### [Problem statement]
Could the data below please be reproduced word for word, without the pictures?

(Records from a collection)
※

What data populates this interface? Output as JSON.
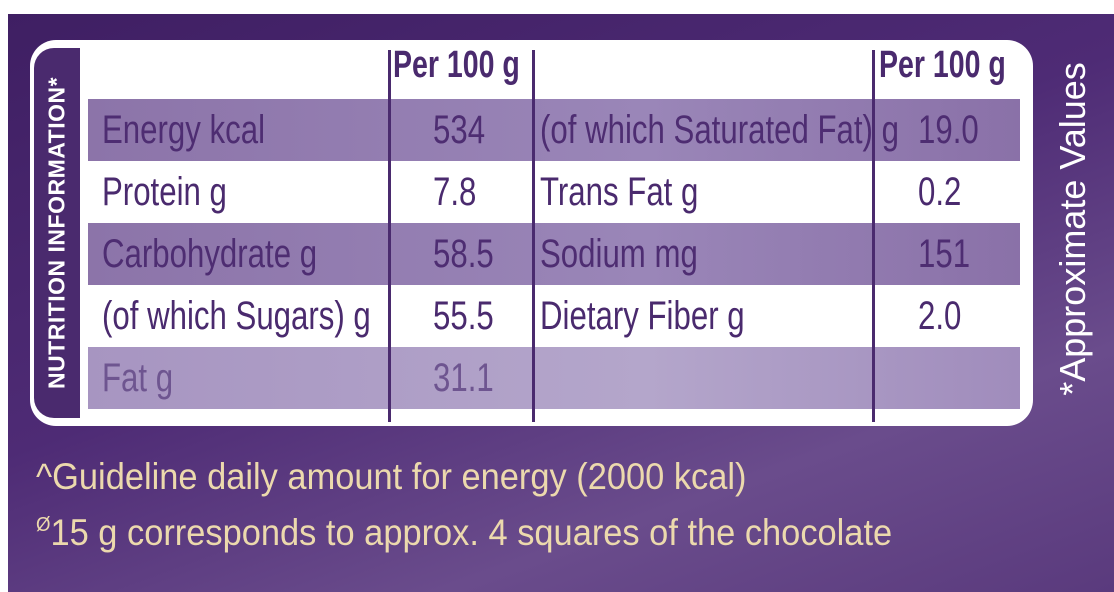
{
  "side_title": "NUTRITION INFORMATION*",
  "approx_note": "*Approximate Values",
  "table": {
    "header_left": "Per 100 g",
    "header_right": "Per 100 g",
    "rows": [
      {
        "left_label": "Energy kcal",
        "left_value": "534",
        "right_label": "(of which Saturated Fat) g",
        "right_value": "19.0"
      },
      {
        "left_label": "Protein g",
        "left_value": "7.8",
        "right_label": "Trans Fat g",
        "right_value": "0.2"
      },
      {
        "left_label": "Carbohydrate g",
        "left_value": "58.5",
        "right_label": "Sodium mg",
        "right_value": "151"
      },
      {
        "left_label": "(of which Sugars) g",
        "left_value": "55.5",
        "right_label": "Dietary Fiber g",
        "right_value": "2.0"
      },
      {
        "left_label": "Fat g",
        "left_value": "31.1",
        "right_label": "",
        "right_value": ""
      }
    ]
  },
  "footnotes": {
    "line1_mark": "^",
    "line1": "Guideline daily amount for energy (2000 kcal)",
    "line2_mark": "Ø",
    "line2": "15 g corresponds to approx. 4 squares of the chocolate"
  },
  "colors": {
    "brand_purple": "#4a2a6e",
    "row_shade": "#8c74a9",
    "footnote_text": "#ecd9ad"
  }
}
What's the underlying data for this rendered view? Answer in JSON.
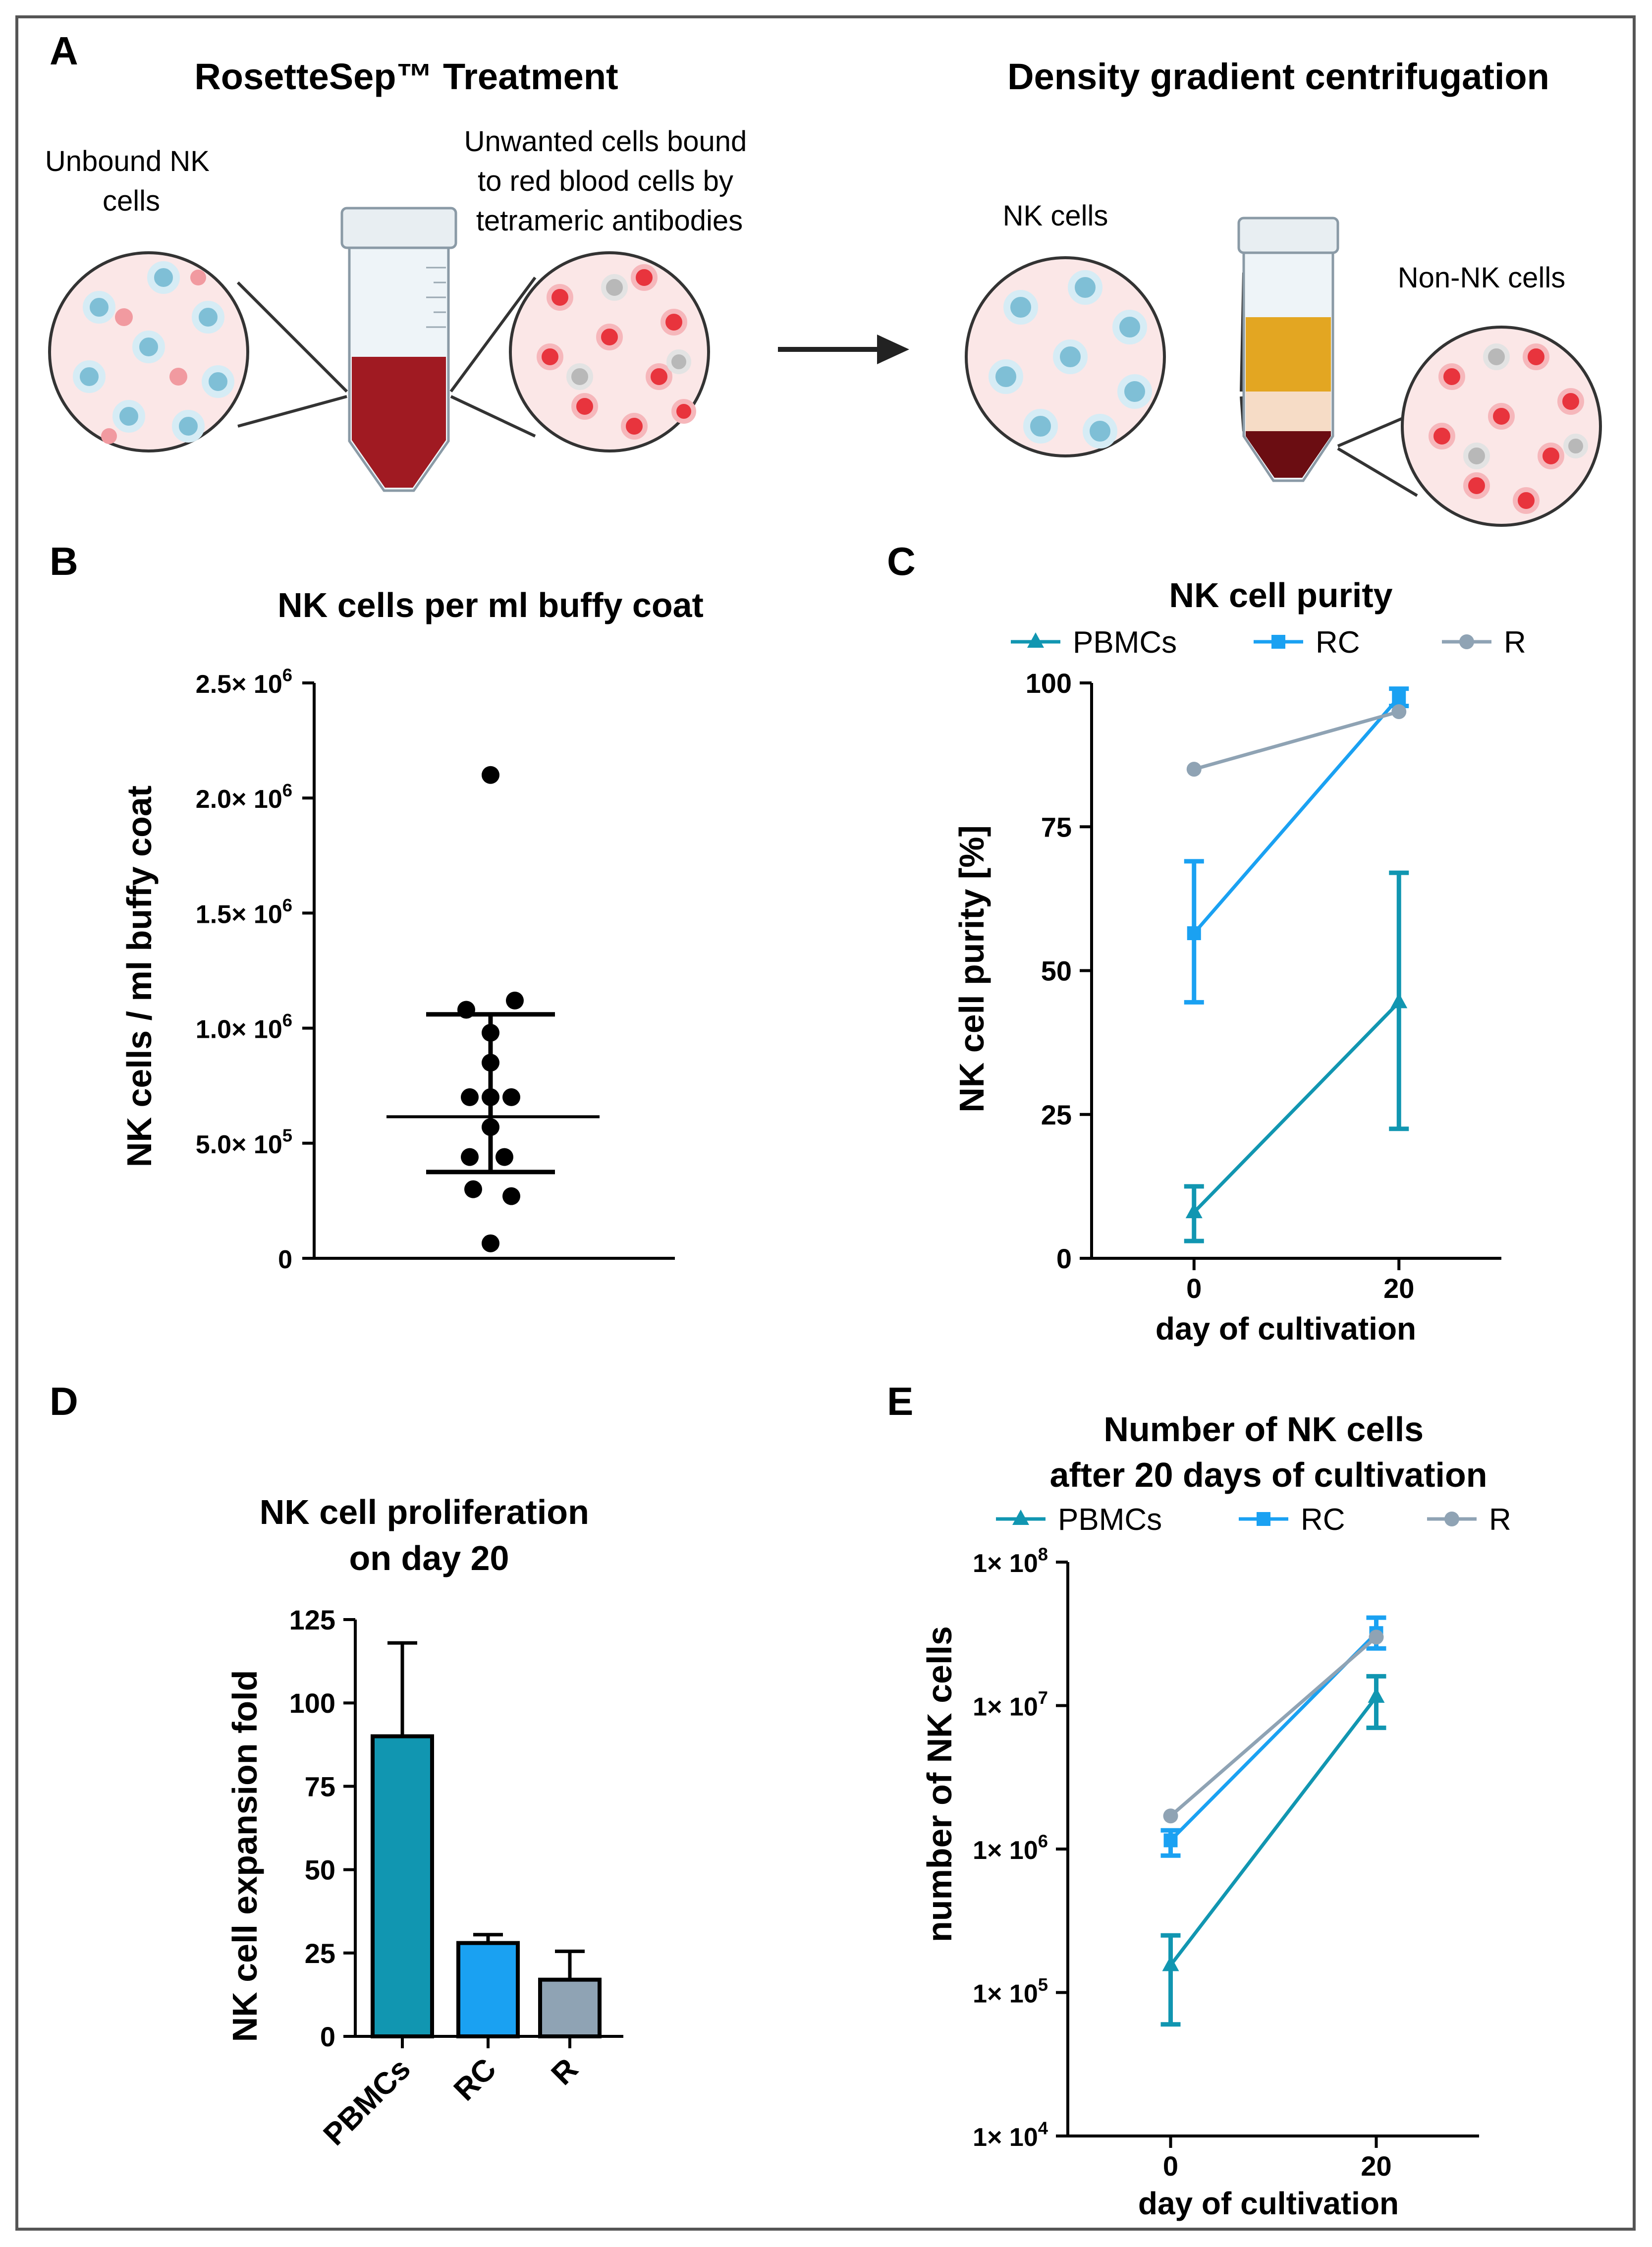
{
  "colors": {
    "pbmc": "#1196b1",
    "rc": "#1aa1f2",
    "r": "#8fa3b4",
    "blood": "#a01a22",
    "plasma": "#e3a622",
    "nk_cell": "#7fbfd6",
    "rbc": "#e8343d",
    "non_nk": "#b8b8b8",
    "axis": "#000000"
  },
  "panel_a": {
    "letter": "A",
    "left_title": "RosetteSep™ Treatment",
    "right_title": "Density gradient centrifugation",
    "label_unbound": [
      "Unbound NK",
      "cells"
    ],
    "label_unwanted": [
      "Unwanted cells bound",
      "to red blood cells by",
      "tetrameric antibodies"
    ],
    "label_nk": "NK cells",
    "label_non_nk": "Non-NK cells"
  },
  "chart_data": [
    {
      "id": "B",
      "letter": "B",
      "type": "scatter",
      "title": "NK cells per ml buffy coat",
      "xlabel": "",
      "ylabel": "NK cells / ml buffy coat",
      "ylim": [
        0,
        2500000
      ],
      "yticks": [
        0,
        500000,
        1000000,
        1500000,
        2000000,
        2500000
      ],
      "ytick_labels": [
        {
          "mant": "0",
          "exp": ""
        },
        {
          "mant": "5.0× 10",
          "exp": "5"
        },
        {
          "mant": "1.0× 10",
          "exp": "6"
        },
        {
          "mant": "1.5× 10",
          "exp": "6"
        },
        {
          "mant": "2.0× 10",
          "exp": "6"
        },
        {
          "mant": "2.5× 10",
          "exp": "6"
        }
      ],
      "points": [
        {
          "offset": 0,
          "value": 2100000
        },
        {
          "offset": -0.7,
          "value": 1080000
        },
        {
          "offset": 0.7,
          "value": 1120000
        },
        {
          "offset": 0,
          "value": 980000
        },
        {
          "offset": 0,
          "value": 850000
        },
        {
          "offset": -0.6,
          "value": 700000
        },
        {
          "offset": 0,
          "value": 700000
        },
        {
          "offset": 0.6,
          "value": 700000
        },
        {
          "offset": 0,
          "value": 570000
        },
        {
          "offset": -0.6,
          "value": 440000
        },
        {
          "offset": 0.4,
          "value": 440000
        },
        {
          "offset": -0.5,
          "value": 300000
        },
        {
          "offset": 0.6,
          "value": 270000
        },
        {
          "offset": 0,
          "value": 65000
        }
      ],
      "median": 615000,
      "q1": 375000,
      "q3": 1060000
    },
    {
      "id": "C",
      "letter": "C",
      "type": "line",
      "title": "NK cell purity",
      "xlabel": "day of cultivation",
      "ylabel": "NK cell purity [%]",
      "x": [
        0,
        20
      ],
      "xlim": [
        -10,
        30
      ],
      "ylim": [
        0,
        100
      ],
      "yticks": [
        0,
        25,
        50,
        75,
        100
      ],
      "xticks": [
        0,
        20
      ],
      "legend": [
        "PBMCs",
        "RC",
        "R"
      ],
      "series": [
        {
          "name": "PBMCs",
          "color": "#1196b1",
          "marker": "triangle",
          "values": [
            8,
            44.5
          ],
          "err_low": [
            3,
            22.5
          ],
          "err_high": [
            12.5,
            67
          ]
        },
        {
          "name": "RC",
          "color": "#1aa1f2",
          "marker": "square",
          "values": [
            56.5,
            97.5
          ],
          "err_low": [
            44.5,
            96
          ],
          "err_high": [
            69,
            99
          ]
        },
        {
          "name": "R",
          "color": "#8fa3b4",
          "marker": "circle",
          "values": [
            85,
            95
          ],
          "err_low": [
            85,
            95
          ],
          "err_high": [
            85,
            95
          ]
        }
      ]
    },
    {
      "id": "D",
      "letter": "D",
      "type": "bar",
      "title": [
        "NK cell proliferation",
        "on day 20"
      ],
      "xlabel": "",
      "ylabel": "NK cell expansion fold",
      "categories": [
        "PBMCs",
        "RC",
        "R"
      ],
      "values": [
        90,
        28,
        17
      ],
      "err_high": [
        118,
        30.5,
        25.5
      ],
      "colors": [
        "#1196b1",
        "#1aa1f2",
        "#8fa3b4"
      ],
      "ylim": [
        0,
        125
      ],
      "yticks": [
        0,
        25,
        50,
        75,
        100,
        125
      ]
    },
    {
      "id": "E",
      "letter": "E",
      "type": "line",
      "scale": "log",
      "title": [
        "Number of NK cells",
        "after 20 days of cultivation"
      ],
      "xlabel": "day of cultivation",
      "ylabel": "number of NK cells",
      "x": [
        0,
        20
      ],
      "xlim": [
        -10,
        30
      ],
      "ylim": [
        10000,
        100000000
      ],
      "yticks": [
        10000,
        100000,
        1000000,
        10000000,
        100000000
      ],
      "ytick_labels": [
        {
          "mant": "1× 10",
          "exp": "4"
        },
        {
          "mant": "1× 10",
          "exp": "5"
        },
        {
          "mant": "1× 10",
          "exp": "6"
        },
        {
          "mant": "1× 10",
          "exp": "7"
        },
        {
          "mant": "1× 10",
          "exp": "8"
        }
      ],
      "xticks": [
        0,
        20
      ],
      "legend": [
        "PBMCs",
        "RC",
        "R"
      ],
      "series": [
        {
          "name": "PBMCs",
          "color": "#1196b1",
          "marker": "triangle",
          "values": [
            155000,
            11500000
          ],
          "err_low": [
            60000,
            7000000
          ],
          "err_high": [
            250000,
            16000000
          ]
        },
        {
          "name": "RC",
          "color": "#1aa1f2",
          "marker": "square",
          "values": [
            1150000,
            32000000
          ],
          "err_low": [
            900000,
            25000000
          ],
          "err_high": [
            1350000,
            41000000
          ]
        },
        {
          "name": "R",
          "color": "#8fa3b4",
          "marker": "circle",
          "values": [
            1700000,
            30000000
          ],
          "err_low": [
            1700000,
            30000000
          ],
          "err_high": [
            1700000,
            30000000
          ]
        }
      ]
    }
  ]
}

※

### [Solution for this task]
What data populates this interface? Output as JSON.
{
  "side_title": "NUTRITION INFORMATION*",
  "approx_note": "*Approximate Values",
  "table": {
    "header_left": "Per 100 g",
    "header_right": "Per 100 g",
    "rows": [
      {
        "left_label": "Energy kcal",
        "left_value": "534",
        "right_label": "(of which Saturated Fat) g",
        "right_value": "19.0"
      },
      {
        "left_label": "Protein g",
        "left_value": "7.8",
        "right_label": "Trans Fat g",
        "right_value": "0.2"
      },
      {
        "left_label": "Carbohydrate g",
        "left_value": "58.5",
        "right_label": "Sodium mg",
        "right_value": "151"
      },
      {
        "left_label": "(of which Sugars) g",
        "left_value": "55.5",
        "right_label": "Dietary Fiber g",
        "right_value": "2.0"
      },
      {
        "left_label": "Fat g",
        "left_value": "31.1",
        "right_label": "",
        "right_value": ""
      }
    ]
  },
  "footnotes": {
    "line1_mark": "^",
    "line1": "Guideline daily amount for energy (2000 kcal)",
    "line2_mark": "Ø",
    "line2": "15 g corresponds to approx. 4 squares of the chocolate"
  },
  "colors": {
    "brand_purple": "#4a2a6e",
    "row_shade": "#8c74a9",
    "footnote_text": "#ecd9ad"
  }
}
What's the underlying data for this rendered view? Answer in JSON.
{
  "colors": {
    "pbmc": "#1196b1",
    "rc": "#1aa1f2",
    "r": "#8fa3b4",
    "blood": "#a01a22",
    "plasma": "#e3a622",
    "nk_cell": "#7fbfd6",
    "rbc": "#e8343d",
    "non_nk": "#b8b8b8",
    "axis": "#000000"
  },
  "panel_a": {
    "letter": "A",
    "left_title": "RosetteSep™ Treatment",
    "right_title": "Density gradient centrifugation",
    "label_unbound": [
      "Unbound NK",
      "cells"
    ],
    "label_unwanted": [
      "Unwanted cells bound",
      "to red blood cells by",
      "tetrameric antibodies"
    ],
    "label_nk": "NK cells",
    "label_non_nk": "Non-NK cells"
  },
  "chart_data": [
    {
      "id": "B",
      "letter": "B",
      "type": "scatter",
      "title": "NK cells per ml buffy coat",
      "xlabel": "",
      "ylabel": "NK cells / ml buffy coat",
      "ylim": [
        0,
        2500000
      ],
      "yticks": [
        0,
        500000,
        1000000,
        1500000,
        2000000,
        2500000
      ],
      "ytick_labels": [
        {
          "mant": "0",
          "exp": ""
        },
        {
          "mant": "5.0× 10",
          "exp": "5"
        },
        {
          "mant": "1.0× 10",
          "exp": "6"
        },
        {
          "mant": "1.5× 10",
          "exp": "6"
        },
        {
          "mant": "2.0× 10",
          "exp": "6"
        },
        {
          "mant": "2.5× 10",
          "exp": "6"
        }
      ],
      "points": [
        {
          "offset": 0,
          "value": 2100000
        },
        {
          "offset": -0.7,
          "value": 1080000
        },
        {
          "offset": 0.7,
          "value": 1120000
        },
        {
          "offset": 0,
          "value": 980000
        },
        {
          "offset": 0,
          "value": 850000
        },
        {
          "offset": -0.6,
          "value": 700000
        },
        {
          "offset": 0,
          "value": 700000
        },
        {
          "offset": 0.6,
          "value": 700000
        },
        {
          "offset": 0,
          "value": 570000
        },
        {
          "offset": -0.6,
          "value": 440000
        },
        {
          "offset": 0.4,
          "value": 440000
        },
        {
          "offset": -0.5,
          "value": 300000
        },
        {
          "offset": 0.6,
          "value": 270000
        },
        {
          "offset": 0,
          "value": 65000
        }
      ],
      "median": 615000,
      "q1": 375000,
      "q3": 1060000
    },
    {
      "id": "C",
      "letter": "C",
      "type": "line",
      "title": "NK cell purity",
      "xlabel": "day of cultivation",
      "ylabel": "NK cell purity [%]",
      "x": [
        0,
        20
      ],
      "xlim": [
        -10,
        30
      ],
      "ylim": [
        0,
        100
      ],
      "yticks": [
        0,
        25,
        50,
        75,
        100
      ],
      "xticks": [
        0,
        20
      ],
      "legend": [
        "PBMCs",
        "RC",
        "R"
      ],
      "series": [
        {
          "name": "PBMCs",
          "color": "#1196b1",
          "marker": "triangle",
          "values": [
            8,
            44.5
          ],
          "err_low": [
            3,
            22.5
          ],
          "err_high": [
            12.5,
            67
          ]
        },
        {
          "name": "RC",
          "color": "#1aa1f2",
          "marker": "square",
          "values": [
            56.5,
            97.5
          ],
          "err_low": [
            44.5,
            96
          ],
          "err_high": [
            69,
            99
          ]
        },
        {
          "name": "R",
          "color": "#8fa3b4",
          "marker": "circle",
          "values": [
            85,
            95
          ],
          "err_low": [
            85,
            95
          ],
          "err_high": [
            85,
            95
          ]
        }
      ]
    },
    {
      "id": "D",
      "letter": "D",
      "type": "bar",
      "title": [
        "NK cell proliferation",
        "on day 20"
      ],
      "xlabel": "",
      "ylabel": "NK cell expansion fold",
      "categories": [
        "PBMCs",
        "RC",
        "R"
      ],
      "values": [
        90,
        28,
        17
      ],
      "err_high": [
        118,
        30.5,
        25.5
      ],
      "colors": [
        "#1196b1",
        "#1aa1f2",
        "#8fa3b4"
      ],
      "ylim": [
        0,
        125
      ],
      "yticks": [
        0,
        25,
        50,
        75,
        100,
        125
      ]
    },
    {
      "id": "E",
      "letter": "E",
      "type": "line",
      "scale": "log",
      "title": [
        "Number of NK cells",
        "after 20 days of cultivation"
      ],
      "xlabel": "day of cultivation",
      "ylabel": "number of NK cells",
      "x": [
        0,
        20
      ],
      "xlim": [
        -10,
        30
      ],
      "ylim": [
        10000,
        100000000
      ],
      "yticks": [
        10000,
        100000,
        1000000,
        10000000,
        100000000
      ],
      "ytick_labels": [
        {
          "mant": "1× 10",
          "exp": "4"
        },
        {
          "mant": "1× 10",
          "exp": "5"
        },
        {
          "mant": "1× 10",
          "exp": "6"
        },
        {
          "mant": "1× 10",
          "exp": "7"
        },
        {
          "mant": "1× 10",
          "exp": "8"
        }
      ],
      "xticks": [
        0,
        20
      ],
      "legend": [
        "PBMCs",
        "RC",
        "R"
      ],
      "series": [
        {
          "name": "PBMCs",
          "color": "#1196b1",
          "marker": "triangle",
          "values": [
            155000,
            11500000
          ],
          "err_low": [
            60000,
            7000000
          ],
          "err_high": [
            250000,
            16000000
          ]
        },
        {
          "name": "RC",
          "color": "#1aa1f2",
          "marker": "square",
          "values": [
            1150000,
            32000000
          ],
          "err_low": [
            900000,
            25000000
          ],
          "err_high": [
            1350000,
            41000000
          ]
        },
        {
          "name": "R",
          "color": "#8fa3b4",
          "marker": "circle",
          "values": [
            1700000,
            30000000
          ],
          "err_low": [
            1700000,
            30000000
          ],
          "err_high": [
            1700000,
            30000000
          ]
        }
      ]
    }
  ]
}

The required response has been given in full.